» TASK DATA:

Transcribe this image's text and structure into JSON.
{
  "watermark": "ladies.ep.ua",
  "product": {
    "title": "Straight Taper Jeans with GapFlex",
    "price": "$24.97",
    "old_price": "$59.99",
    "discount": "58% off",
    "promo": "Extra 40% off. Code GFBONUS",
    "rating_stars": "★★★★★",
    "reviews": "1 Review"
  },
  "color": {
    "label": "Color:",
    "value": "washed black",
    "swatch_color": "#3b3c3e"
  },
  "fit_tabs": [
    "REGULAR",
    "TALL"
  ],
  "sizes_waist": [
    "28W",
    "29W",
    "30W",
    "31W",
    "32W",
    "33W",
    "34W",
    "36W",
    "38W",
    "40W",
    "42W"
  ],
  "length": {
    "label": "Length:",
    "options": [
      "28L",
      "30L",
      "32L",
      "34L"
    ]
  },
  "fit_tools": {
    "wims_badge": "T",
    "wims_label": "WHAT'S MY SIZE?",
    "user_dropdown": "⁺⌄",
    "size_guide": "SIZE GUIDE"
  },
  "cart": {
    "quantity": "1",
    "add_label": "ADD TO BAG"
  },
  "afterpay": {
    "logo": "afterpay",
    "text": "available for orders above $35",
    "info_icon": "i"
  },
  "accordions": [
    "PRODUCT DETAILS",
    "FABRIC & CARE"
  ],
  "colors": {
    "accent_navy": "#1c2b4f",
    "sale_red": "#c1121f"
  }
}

...

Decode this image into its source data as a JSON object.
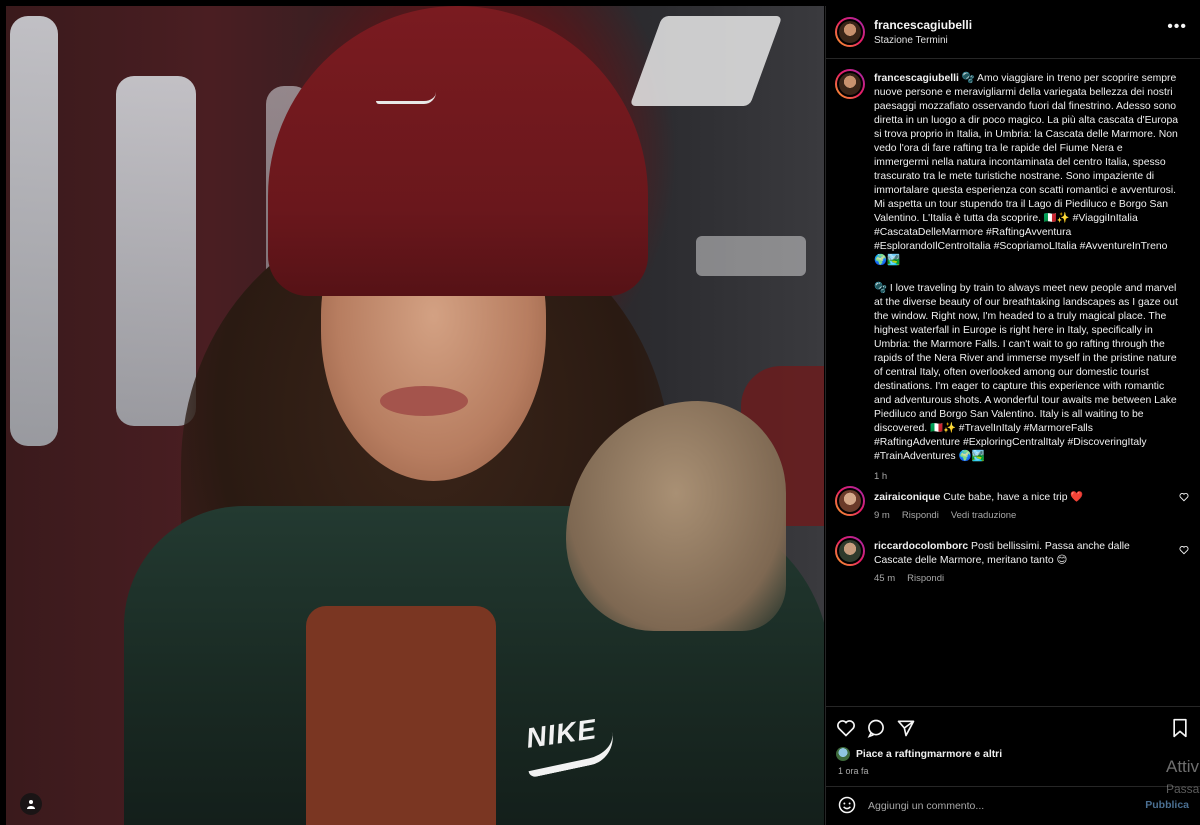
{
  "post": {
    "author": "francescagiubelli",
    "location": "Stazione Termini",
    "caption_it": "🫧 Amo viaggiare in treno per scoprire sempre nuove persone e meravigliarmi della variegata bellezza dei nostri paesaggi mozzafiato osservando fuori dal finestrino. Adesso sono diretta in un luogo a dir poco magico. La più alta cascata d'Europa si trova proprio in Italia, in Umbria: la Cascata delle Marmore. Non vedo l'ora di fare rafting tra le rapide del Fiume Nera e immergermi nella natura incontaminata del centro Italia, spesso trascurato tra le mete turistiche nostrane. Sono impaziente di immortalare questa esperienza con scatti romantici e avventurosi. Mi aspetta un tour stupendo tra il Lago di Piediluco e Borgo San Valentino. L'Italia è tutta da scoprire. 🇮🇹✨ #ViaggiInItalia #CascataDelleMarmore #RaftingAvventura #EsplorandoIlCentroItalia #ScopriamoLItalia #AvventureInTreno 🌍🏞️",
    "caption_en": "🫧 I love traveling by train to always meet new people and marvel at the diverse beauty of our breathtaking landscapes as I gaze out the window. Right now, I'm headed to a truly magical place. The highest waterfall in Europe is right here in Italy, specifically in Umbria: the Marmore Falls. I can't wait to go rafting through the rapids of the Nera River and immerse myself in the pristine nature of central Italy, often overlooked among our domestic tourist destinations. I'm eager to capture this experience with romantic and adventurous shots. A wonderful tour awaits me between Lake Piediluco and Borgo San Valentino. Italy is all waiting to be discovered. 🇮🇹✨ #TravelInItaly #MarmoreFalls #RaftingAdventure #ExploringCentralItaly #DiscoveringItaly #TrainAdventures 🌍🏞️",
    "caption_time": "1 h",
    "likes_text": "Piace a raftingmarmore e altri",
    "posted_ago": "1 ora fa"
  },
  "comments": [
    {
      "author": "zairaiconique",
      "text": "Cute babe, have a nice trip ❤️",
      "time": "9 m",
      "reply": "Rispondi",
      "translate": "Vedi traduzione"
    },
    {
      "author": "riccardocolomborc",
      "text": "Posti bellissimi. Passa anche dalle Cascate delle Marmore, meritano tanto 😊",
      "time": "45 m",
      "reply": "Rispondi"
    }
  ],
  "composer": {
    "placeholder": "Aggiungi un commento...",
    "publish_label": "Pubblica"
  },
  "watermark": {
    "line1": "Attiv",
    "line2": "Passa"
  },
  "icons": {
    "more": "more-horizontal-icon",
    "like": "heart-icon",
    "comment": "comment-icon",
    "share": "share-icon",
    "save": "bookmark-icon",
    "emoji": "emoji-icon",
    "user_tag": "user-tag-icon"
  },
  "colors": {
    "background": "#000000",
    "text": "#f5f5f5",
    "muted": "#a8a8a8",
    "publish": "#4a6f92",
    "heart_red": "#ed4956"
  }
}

» TASK REQUIREMENTS: Gather all lines where the word "JSON" appears.

» TASK ANSWER:
Transcribe this image's text and structure into JSON.
Decode this image into its source data as a JSON object.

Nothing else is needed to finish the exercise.